__Problem to work on__: Please repeat each of the rows below word for word, changing nothing.

[Annotated listings of elements]
— Begin —

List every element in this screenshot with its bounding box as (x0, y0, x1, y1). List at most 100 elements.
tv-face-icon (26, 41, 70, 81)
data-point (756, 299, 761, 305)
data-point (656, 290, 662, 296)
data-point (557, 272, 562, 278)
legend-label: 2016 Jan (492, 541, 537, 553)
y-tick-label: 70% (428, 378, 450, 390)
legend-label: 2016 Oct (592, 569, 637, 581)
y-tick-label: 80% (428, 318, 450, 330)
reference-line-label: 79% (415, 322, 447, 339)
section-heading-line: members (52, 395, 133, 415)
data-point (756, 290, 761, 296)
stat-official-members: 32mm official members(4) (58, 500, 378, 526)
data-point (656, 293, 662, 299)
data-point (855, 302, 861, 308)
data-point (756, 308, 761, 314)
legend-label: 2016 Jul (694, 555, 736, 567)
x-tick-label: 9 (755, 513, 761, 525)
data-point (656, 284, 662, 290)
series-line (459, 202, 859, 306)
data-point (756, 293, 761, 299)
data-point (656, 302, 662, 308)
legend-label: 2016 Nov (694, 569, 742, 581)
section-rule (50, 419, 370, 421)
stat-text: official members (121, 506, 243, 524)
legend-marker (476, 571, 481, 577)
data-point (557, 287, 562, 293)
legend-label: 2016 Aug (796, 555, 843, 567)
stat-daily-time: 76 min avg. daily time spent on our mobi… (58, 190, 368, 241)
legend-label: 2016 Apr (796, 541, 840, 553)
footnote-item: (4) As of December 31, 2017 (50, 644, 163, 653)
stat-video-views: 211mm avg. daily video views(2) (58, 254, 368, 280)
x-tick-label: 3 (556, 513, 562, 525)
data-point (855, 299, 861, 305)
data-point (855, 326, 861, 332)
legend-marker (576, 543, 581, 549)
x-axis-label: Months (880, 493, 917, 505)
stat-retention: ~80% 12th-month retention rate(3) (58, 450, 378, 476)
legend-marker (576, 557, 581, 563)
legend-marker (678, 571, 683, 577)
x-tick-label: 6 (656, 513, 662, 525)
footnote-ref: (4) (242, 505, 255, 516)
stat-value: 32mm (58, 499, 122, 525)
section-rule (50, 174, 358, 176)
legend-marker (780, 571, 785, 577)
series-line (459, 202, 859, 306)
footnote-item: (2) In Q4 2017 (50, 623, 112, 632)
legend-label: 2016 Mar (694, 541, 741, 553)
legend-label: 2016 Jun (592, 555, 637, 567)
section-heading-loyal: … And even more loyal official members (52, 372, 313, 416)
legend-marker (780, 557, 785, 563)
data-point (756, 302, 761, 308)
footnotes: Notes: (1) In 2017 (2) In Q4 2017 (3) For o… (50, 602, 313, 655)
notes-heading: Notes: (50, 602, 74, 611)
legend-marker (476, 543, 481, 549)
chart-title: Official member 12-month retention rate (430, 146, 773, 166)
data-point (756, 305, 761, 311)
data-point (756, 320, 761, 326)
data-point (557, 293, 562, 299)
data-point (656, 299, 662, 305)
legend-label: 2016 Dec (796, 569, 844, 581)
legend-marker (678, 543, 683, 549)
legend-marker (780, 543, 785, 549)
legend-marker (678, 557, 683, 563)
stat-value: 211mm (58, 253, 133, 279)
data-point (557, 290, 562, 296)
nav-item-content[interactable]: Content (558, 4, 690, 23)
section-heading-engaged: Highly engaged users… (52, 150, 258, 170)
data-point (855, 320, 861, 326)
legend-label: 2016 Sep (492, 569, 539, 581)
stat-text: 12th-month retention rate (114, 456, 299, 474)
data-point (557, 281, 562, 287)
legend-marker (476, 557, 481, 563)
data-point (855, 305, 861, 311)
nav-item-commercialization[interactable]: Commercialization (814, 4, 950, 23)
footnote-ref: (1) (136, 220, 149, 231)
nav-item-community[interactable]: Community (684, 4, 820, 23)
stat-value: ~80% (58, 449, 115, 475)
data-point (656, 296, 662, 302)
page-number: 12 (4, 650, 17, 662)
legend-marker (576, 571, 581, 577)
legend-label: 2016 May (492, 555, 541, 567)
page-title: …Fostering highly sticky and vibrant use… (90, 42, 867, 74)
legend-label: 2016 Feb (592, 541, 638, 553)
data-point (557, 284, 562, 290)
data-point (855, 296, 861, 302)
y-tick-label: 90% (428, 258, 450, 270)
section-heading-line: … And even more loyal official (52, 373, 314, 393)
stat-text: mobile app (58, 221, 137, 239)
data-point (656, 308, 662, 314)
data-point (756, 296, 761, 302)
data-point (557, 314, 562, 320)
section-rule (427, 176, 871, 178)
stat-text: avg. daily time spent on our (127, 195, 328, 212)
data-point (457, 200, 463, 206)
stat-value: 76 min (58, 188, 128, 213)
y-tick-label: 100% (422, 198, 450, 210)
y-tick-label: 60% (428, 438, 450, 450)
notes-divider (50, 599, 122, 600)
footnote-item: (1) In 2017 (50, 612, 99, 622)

— End —

__Task result__:
List every element in this screenshot with its bounding box as (x0, y0, x1, y1). List at most 100 elements.
tv-face-icon (26, 41, 70, 81)
data-point (756, 299, 761, 305)
data-point (656, 290, 662, 296)
data-point (557, 272, 562, 278)
legend-label: 2016 Jan (492, 541, 537, 553)
y-tick-label: 70% (428, 378, 450, 390)
legend-label: 2016 Oct (592, 569, 637, 581)
y-tick-label: 80% (428, 318, 450, 330)
reference-line-label: 79% (415, 322, 447, 339)
section-heading-line: members (52, 395, 133, 415)
data-point (756, 290, 761, 296)
stat-official-members: 32mm official members(4) (58, 500, 378, 526)
data-point (656, 293, 662, 299)
data-point (855, 302, 861, 308)
data-point (756, 308, 761, 314)
legend-label: 2016 Jul (694, 555, 736, 567)
x-tick-label: 9 (755, 513, 761, 525)
data-point (656, 284, 662, 290)
series-line (459, 202, 859, 306)
data-point (756, 293, 761, 299)
data-point (656, 302, 662, 308)
legend-label: 2016 Nov (694, 569, 742, 581)
section-rule (50, 419, 370, 421)
stat-text: official members (121, 506, 243, 524)
legend-marker (476, 571, 481, 577)
data-point (557, 287, 562, 293)
legend-label: 2016 Aug (796, 555, 843, 567)
stat-daily-time: 76 min avg. daily time spent on our mobi… (58, 190, 368, 241)
legend-label: 2016 Apr (796, 541, 840, 553)
footnote-item: (4) As of December 31, 2017 (50, 644, 163, 653)
stat-video-views: 211mm avg. daily video views(2) (58, 254, 368, 280)
x-tick-label: 3 (556, 513, 562, 525)
data-point (855, 299, 861, 305)
data-point (855, 326, 861, 332)
legend-marker (576, 543, 581, 549)
x-axis-label: Months (880, 493, 917, 505)
stat-retention: ~80% 12th-month retention rate(3) (58, 450, 378, 476)
legend-marker (576, 557, 581, 563)
legend-marker (678, 571, 683, 577)
x-tick-label: 6 (656, 513, 662, 525)
footnote-ref: (4) (242, 505, 255, 516)
stat-value: 32mm (58, 499, 122, 525)
section-rule (50, 174, 358, 176)
legend-marker (780, 571, 785, 577)
series-line (459, 202, 859, 306)
footnote-item: (2) In Q4 2017 (50, 623, 112, 632)
legend-label: 2016 Mar (694, 541, 741, 553)
legend-label: 2016 Jun (592, 555, 637, 567)
section-heading-loyal: … And even more loyal official members (52, 372, 313, 416)
legend-marker (780, 557, 785, 563)
data-point (756, 302, 761, 308)
footnotes: Notes: (1) In 2017 (2) In Q4 2017 (3) For o… (50, 602, 313, 655)
notes-heading: Notes: (50, 602, 74, 611)
legend-marker (476, 543, 481, 549)
chart-title: Official member 12-month retention rate (430, 146, 773, 166)
data-point (756, 305, 761, 311)
data-point (756, 320, 761, 326)
data-point (557, 293, 562, 299)
data-point (656, 299, 662, 305)
legend-label: 2016 Dec (796, 569, 844, 581)
legend-marker (678, 543, 683, 549)
legend-marker (780, 543, 785, 549)
legend-marker (678, 557, 683, 563)
stat-value: 211mm (58, 253, 133, 279)
data-point (557, 290, 562, 296)
nav-item-content[interactable]: Content (558, 4, 690, 23)
section-heading-engaged: Highly engaged users… (52, 150, 258, 170)
data-point (855, 320, 861, 326)
legend-label: 2016 Sep (492, 569, 539, 581)
stat-text: 12th-month retention rate (114, 456, 299, 474)
data-point (557, 281, 562, 287)
legend-marker (476, 557, 481, 563)
data-point (855, 305, 861, 311)
nav-item-commercialization[interactable]: Commercialization (814, 4, 950, 23)
footnote-ref: (1) (136, 220, 149, 231)
nav-item-community[interactable]: Community (684, 4, 820, 23)
stat-value: ~80% (58, 449, 115, 475)
data-point (656, 296, 662, 302)
page-number: 12 (4, 650, 17, 662)
legend-marker (576, 571, 581, 577)
legend-label: 2016 May (492, 555, 541, 567)
page-title: …Fostering highly sticky and vibrant use… (90, 42, 867, 74)
legend-label: 2016 Feb (592, 541, 638, 553)
data-point (557, 284, 562, 290)
data-point (855, 296, 861, 302)
y-tick-label: 90% (428, 258, 450, 270)
section-heading-line: … And even more loyal official (52, 373, 314, 393)
stat-text: mobile app (58, 221, 137, 239)
data-point (656, 308, 662, 314)
data-point (756, 296, 761, 302)
data-point (557, 314, 562, 320)
section-rule (427, 176, 871, 178)
stat-text: avg. daily time spent on our (127, 195, 328, 212)
data-point (457, 200, 463, 206)
stat-value: 76 min (58, 188, 128, 213)
y-tick-label: 100% (422, 198, 450, 210)
y-tick-label: 60% (428, 438, 450, 450)
notes-divider (50, 599, 122, 600)
footnote-item: (1) In 2017 (50, 612, 99, 622)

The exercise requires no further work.